__Written task__
In the data, extract each line that holds the string "equation".

Data entries for graphics

------------------------------------------------

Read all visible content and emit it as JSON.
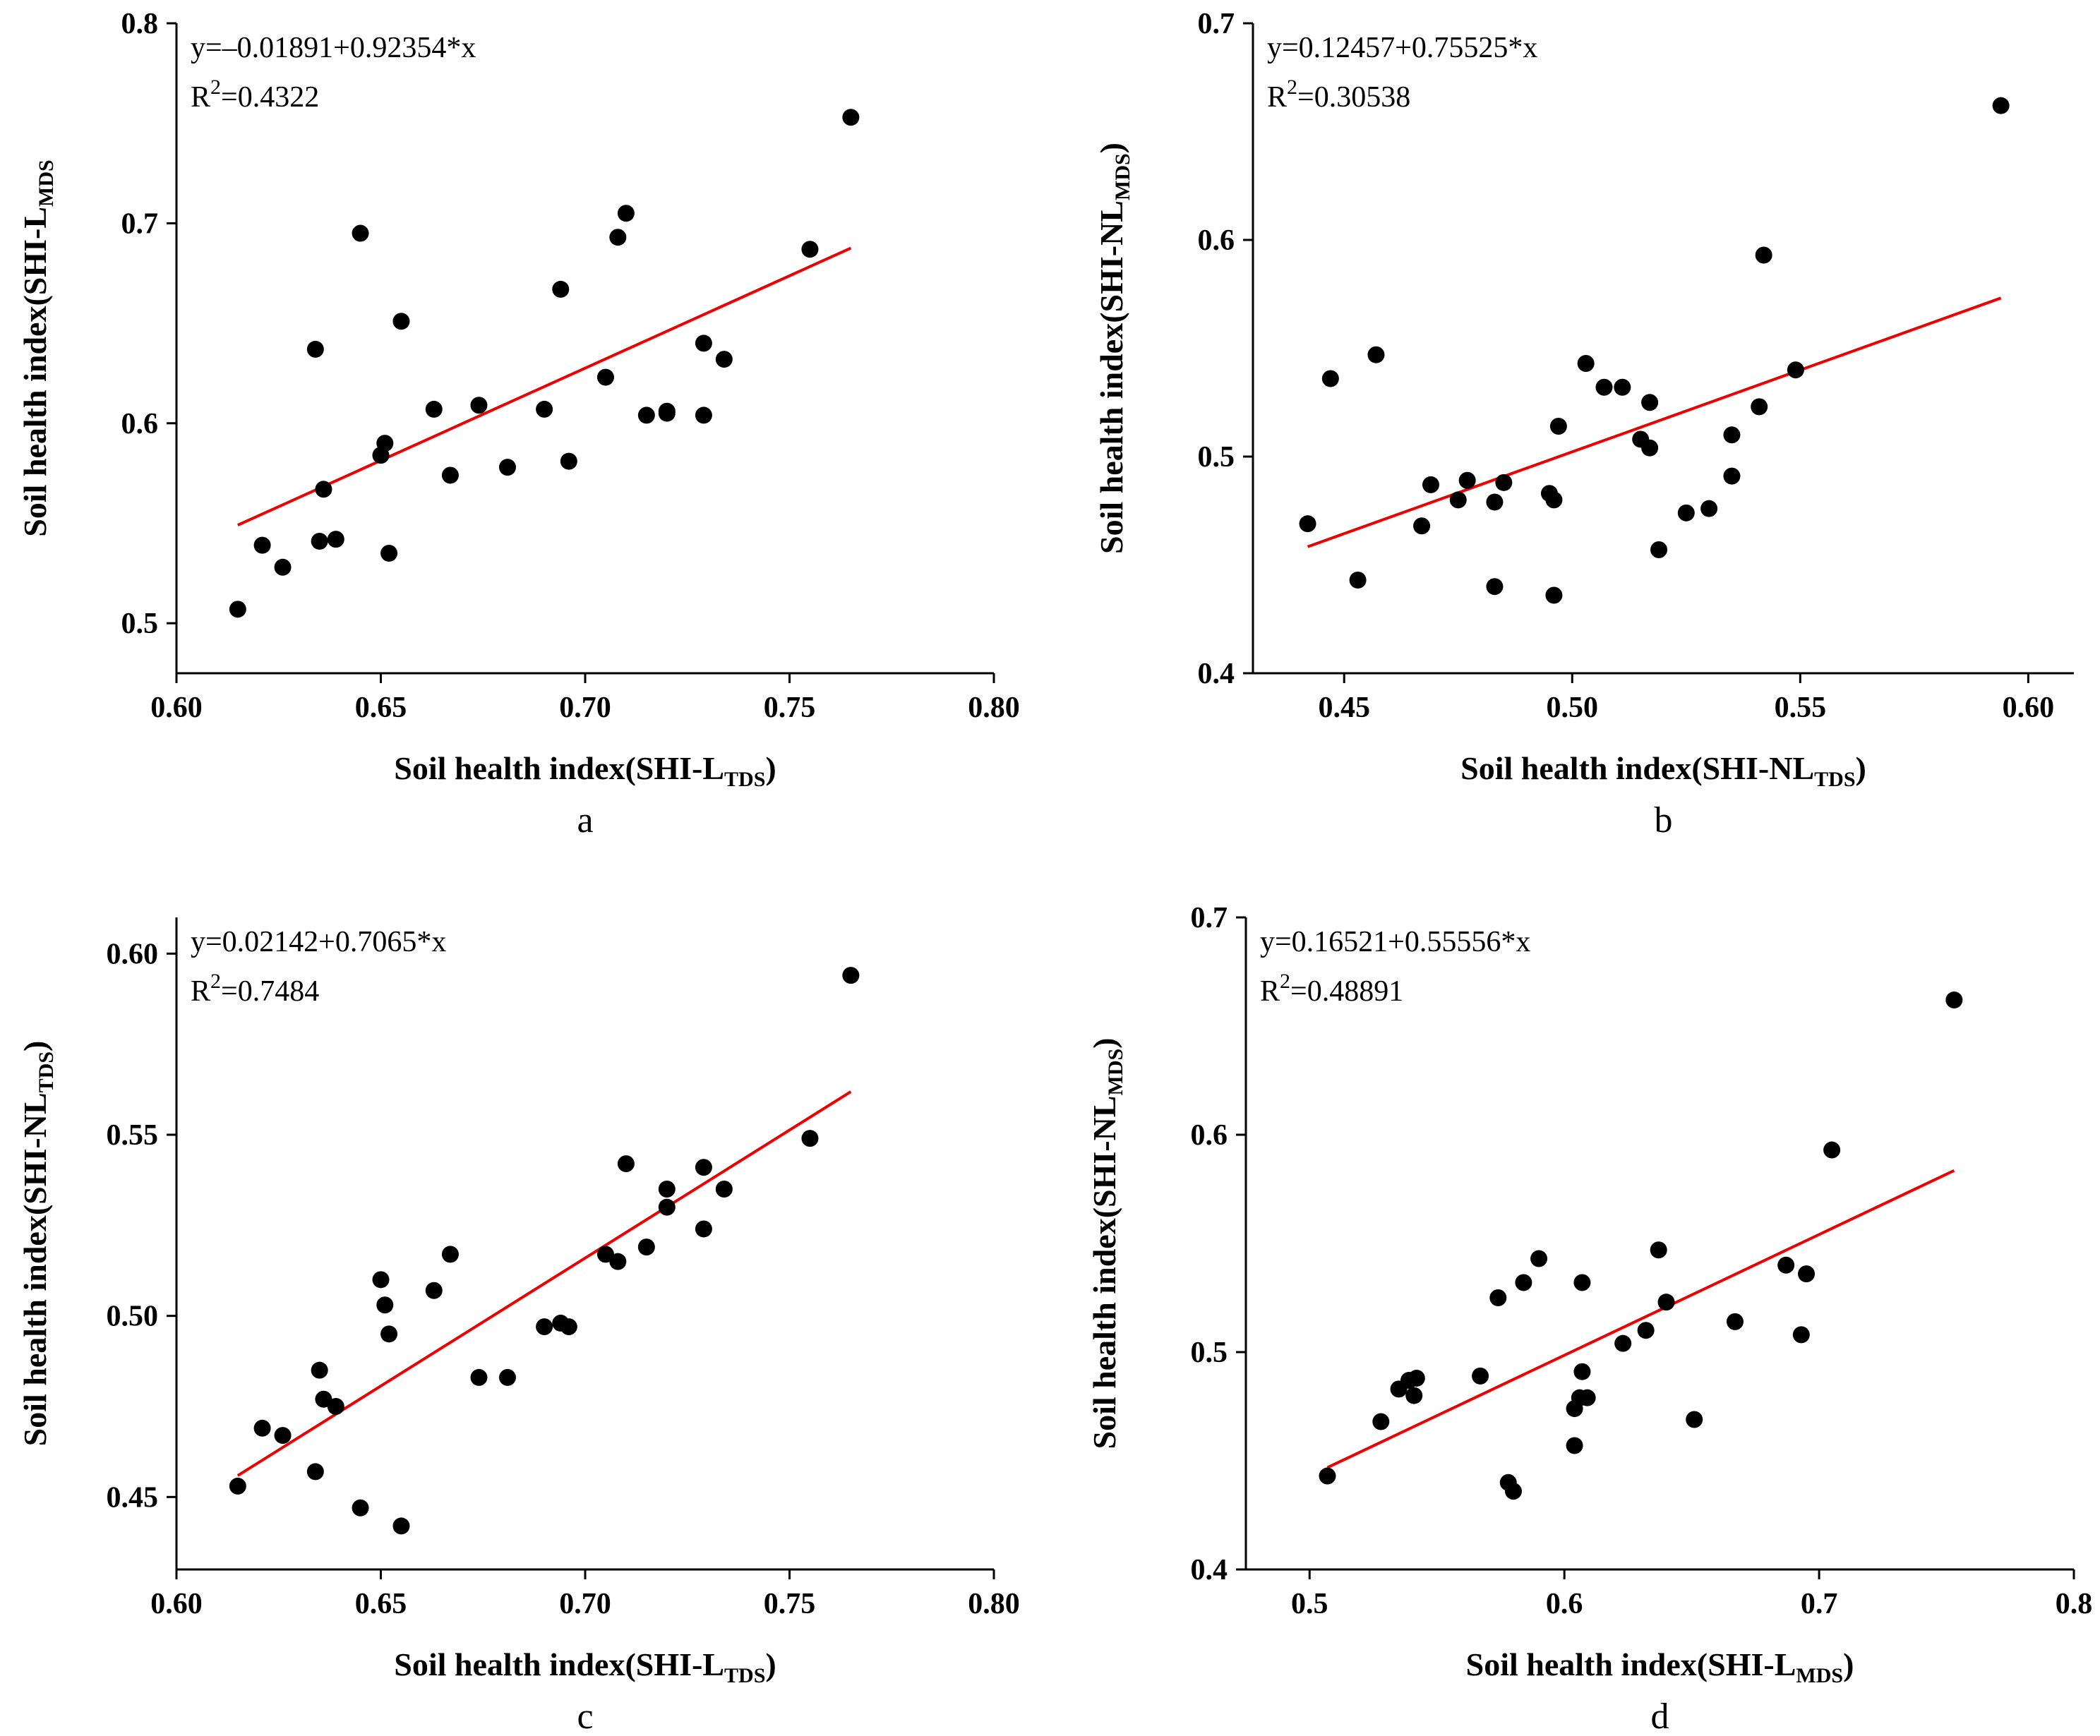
{
  "chart_data": [
    {
      "type": "scatter",
      "panel_label": "a",
      "xlabel_prefix": "Soil health index(SHI-L",
      "xlabel_sub": "TDS",
      "xlabel_suffix": ")",
      "ylabel_prefix": "Soil health index(SHI-L",
      "ylabel_sub": "MDS",
      "ylabel_suffix": "",
      "xlim": [
        0.6,
        0.8
      ],
      "ylim": [
        0.475,
        0.8
      ],
      "xticks": [
        0.6,
        0.65,
        0.7,
        0.75,
        0.8
      ],
      "xtick_labels": [
        "0.60",
        "0.65",
        "0.70",
        "0.75",
        "0.80"
      ],
      "yticks": [
        0.5,
        0.6,
        0.7,
        0.8
      ],
      "ytick_labels": [
        "0.5",
        "0.6",
        "0.7",
        "0.8"
      ],
      "equation": "y=–0.01891+0.92354*x",
      "r2_prefix": "R",
      "r2_sup": "2",
      "r2_value": "=0.4322",
      "fit": {
        "intercept": -0.01891,
        "slope": 0.92354,
        "x_range": [
          0.615,
          0.765
        ]
      },
      "points": [
        [
          0.615,
          0.507
        ],
        [
          0.621,
          0.539
        ],
        [
          0.626,
          0.528
        ],
        [
          0.634,
          0.637
        ],
        [
          0.635,
          0.541
        ],
        [
          0.636,
          0.567
        ],
        [
          0.639,
          0.542
        ],
        [
          0.645,
          0.695
        ],
        [
          0.65,
          0.584
        ],
        [
          0.651,
          0.59
        ],
        [
          0.652,
          0.535
        ],
        [
          0.655,
          0.651
        ],
        [
          0.663,
          0.607
        ],
        [
          0.667,
          0.574
        ],
        [
          0.674,
          0.609
        ],
        [
          0.681,
          0.578
        ],
        [
          0.69,
          0.607
        ],
        [
          0.694,
          0.667
        ],
        [
          0.696,
          0.581
        ],
        [
          0.705,
          0.623
        ],
        [
          0.708,
          0.693
        ],
        [
          0.71,
          0.705
        ],
        [
          0.715,
          0.604
        ],
        [
          0.72,
          0.605
        ],
        [
          0.72,
          0.606
        ],
        [
          0.729,
          0.64
        ],
        [
          0.729,
          0.604
        ],
        [
          0.734,
          0.632
        ],
        [
          0.755,
          0.687
        ],
        [
          0.765,
          0.753
        ]
      ]
    },
    {
      "type": "scatter",
      "panel_label": "b",
      "xlabel_prefix": "Soil health index(SHI-NL",
      "xlabel_sub": "TDS",
      "xlabel_suffix": ")",
      "ylabel_prefix": "Soil health index(SHI-NL",
      "ylabel_sub": "MDS",
      "ylabel_suffix": ")",
      "xlim": [
        0.43,
        0.61
      ],
      "ylim": [
        0.4,
        0.7
      ],
      "xticks": [
        0.45,
        0.5,
        0.55,
        0.6
      ],
      "xtick_labels": [
        "0.45",
        "0.50",
        "0.55",
        "0.60"
      ],
      "yticks": [
        0.4,
        0.5,
        0.6,
        0.7
      ],
      "ytick_labels": [
        "0.4",
        "0.5",
        "0.6",
        "0.7"
      ],
      "equation": "y=0.12457+0.75525*x",
      "r2_prefix": "R",
      "r2_sup": "2",
      "r2_value": "=0.30538",
      "fit": {
        "intercept": 0.12457,
        "slope": 0.75525,
        "x_range": [
          0.442,
          0.594
        ]
      },
      "points": [
        [
          0.442,
          0.469
        ],
        [
          0.447,
          0.536
        ],
        [
          0.453,
          0.443
        ],
        [
          0.457,
          0.547
        ],
        [
          0.467,
          0.468
        ],
        [
          0.469,
          0.487
        ],
        [
          0.475,
          0.48
        ],
        [
          0.477,
          0.489
        ],
        [
          0.483,
          0.479
        ],
        [
          0.483,
          0.44
        ],
        [
          0.485,
          0.488
        ],
        [
          0.495,
          0.483
        ],
        [
          0.496,
          0.48
        ],
        [
          0.496,
          0.436
        ],
        [
          0.497,
          0.514
        ],
        [
          0.503,
          0.543
        ],
        [
          0.507,
          0.532
        ],
        [
          0.511,
          0.532
        ],
        [
          0.515,
          0.508
        ],
        [
          0.517,
          0.525
        ],
        [
          0.517,
          0.504
        ],
        [
          0.519,
          0.457
        ],
        [
          0.525,
          0.474
        ],
        [
          0.53,
          0.476
        ],
        [
          0.535,
          0.491
        ],
        [
          0.535,
          0.51
        ],
        [
          0.541,
          0.523
        ],
        [
          0.542,
          0.593
        ],
        [
          0.549,
          0.54
        ],
        [
          0.594,
          0.662
        ]
      ]
    },
    {
      "type": "scatter",
      "panel_label": "c",
      "xlabel_prefix": "Soil health index(SHI-L",
      "xlabel_sub": "TDS",
      "xlabel_suffix": ")",
      "ylabel_prefix": "Soil health index(SHI-NL",
      "ylabel_sub": "TDS",
      "ylabel_suffix": ")",
      "xlim": [
        0.6,
        0.8
      ],
      "ylim": [
        0.43,
        0.61
      ],
      "xticks": [
        0.6,
        0.65,
        0.7,
        0.75,
        0.8
      ],
      "xtick_labels": [
        "0.60",
        "0.65",
        "0.70",
        "0.75",
        "0.80"
      ],
      "yticks": [
        0.45,
        0.5,
        0.55,
        0.6
      ],
      "ytick_labels": [
        "0.45",
        "0.50",
        "0.55",
        "0.60"
      ],
      "equation": "y=0.02142+0.7065*x",
      "r2_prefix": "R",
      "r2_sup": "2",
      "r2_value": "=0.7484",
      "fit": {
        "intercept": 0.02142,
        "slope": 0.7065,
        "x_range": [
          0.615,
          0.765
        ]
      },
      "points": [
        [
          0.615,
          0.453
        ],
        [
          0.621,
          0.469
        ],
        [
          0.626,
          0.467
        ],
        [
          0.634,
          0.457
        ],
        [
          0.635,
          0.485
        ],
        [
          0.636,
          0.477
        ],
        [
          0.639,
          0.475
        ],
        [
          0.645,
          0.447
        ],
        [
          0.65,
          0.51
        ],
        [
          0.651,
          0.503
        ],
        [
          0.652,
          0.495
        ],
        [
          0.655,
          0.442
        ],
        [
          0.663,
          0.507
        ],
        [
          0.667,
          0.517
        ],
        [
          0.674,
          0.483
        ],
        [
          0.681,
          0.483
        ],
        [
          0.69,
          0.497
        ],
        [
          0.694,
          0.498
        ],
        [
          0.696,
          0.497
        ],
        [
          0.705,
          0.517
        ],
        [
          0.708,
          0.515
        ],
        [
          0.71,
          0.542
        ],
        [
          0.715,
          0.519
        ],
        [
          0.72,
          0.535
        ],
        [
          0.72,
          0.53
        ],
        [
          0.729,
          0.541
        ],
        [
          0.729,
          0.524
        ],
        [
          0.734,
          0.535
        ],
        [
          0.755,
          0.549
        ],
        [
          0.765,
          0.594
        ]
      ]
    },
    {
      "type": "scatter",
      "panel_label": "d",
      "xlabel_prefix": "Soil health index(SHI-L",
      "xlabel_sub": "MDS",
      "xlabel_suffix": ")",
      "ylabel_prefix": "Soil health index(SHI-NL",
      "ylabel_sub": "MDS",
      "ylabel_suffix": ")",
      "xlim": [
        0.475,
        0.8
      ],
      "ylim": [
        0.4,
        0.7
      ],
      "xticks": [
        0.5,
        0.6,
        0.7,
        0.8
      ],
      "xtick_labels": [
        "0.5",
        "0.6",
        "0.7",
        "0.8"
      ],
      "yticks": [
        0.4,
        0.5,
        0.6,
        0.7
      ],
      "ytick_labels": [
        "0.4",
        "0.5",
        "0.6",
        "0.7"
      ],
      "equation": "y=0.16521+0.55556*x",
      "r2_prefix": "R",
      "r2_sup": "2",
      "r2_value": "=0.48891",
      "fit": {
        "intercept": 0.16521,
        "slope": 0.55556,
        "x_range": [
          0.507,
          0.753
        ]
      },
      "points": [
        [
          0.507,
          0.443
        ],
        [
          0.528,
          0.468
        ],
        [
          0.535,
          0.483
        ],
        [
          0.539,
          0.487
        ],
        [
          0.541,
          0.48
        ],
        [
          0.542,
          0.488
        ],
        [
          0.567,
          0.489
        ],
        [
          0.574,
          0.525
        ],
        [
          0.578,
          0.44
        ],
        [
          0.58,
          0.436
        ],
        [
          0.584,
          0.532
        ],
        [
          0.59,
          0.543
        ],
        [
          0.604,
          0.457
        ],
        [
          0.604,
          0.474
        ],
        [
          0.606,
          0.479
        ],
        [
          0.607,
          0.491
        ],
        [
          0.607,
          0.532
        ],
        [
          0.609,
          0.479
        ],
        [
          0.623,
          0.504
        ],
        [
          0.632,
          0.51
        ],
        [
          0.637,
          0.547
        ],
        [
          0.64,
          0.523
        ],
        [
          0.651,
          0.469
        ],
        [
          0.667,
          0.514
        ],
        [
          0.687,
          0.54
        ],
        [
          0.693,
          0.508
        ],
        [
          0.695,
          0.536
        ],
        [
          0.705,
          0.593
        ],
        [
          0.753,
          0.662
        ]
      ]
    }
  ]
}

------------------------------------------------

__Response__
      "equation": "y=–0.01891+0.92354*x",
      "equation": "y=0.12457+0.75525*x",
      "equation": "y=0.02142+0.7065*x",
      "equation": "y=0.16521+0.55556*x",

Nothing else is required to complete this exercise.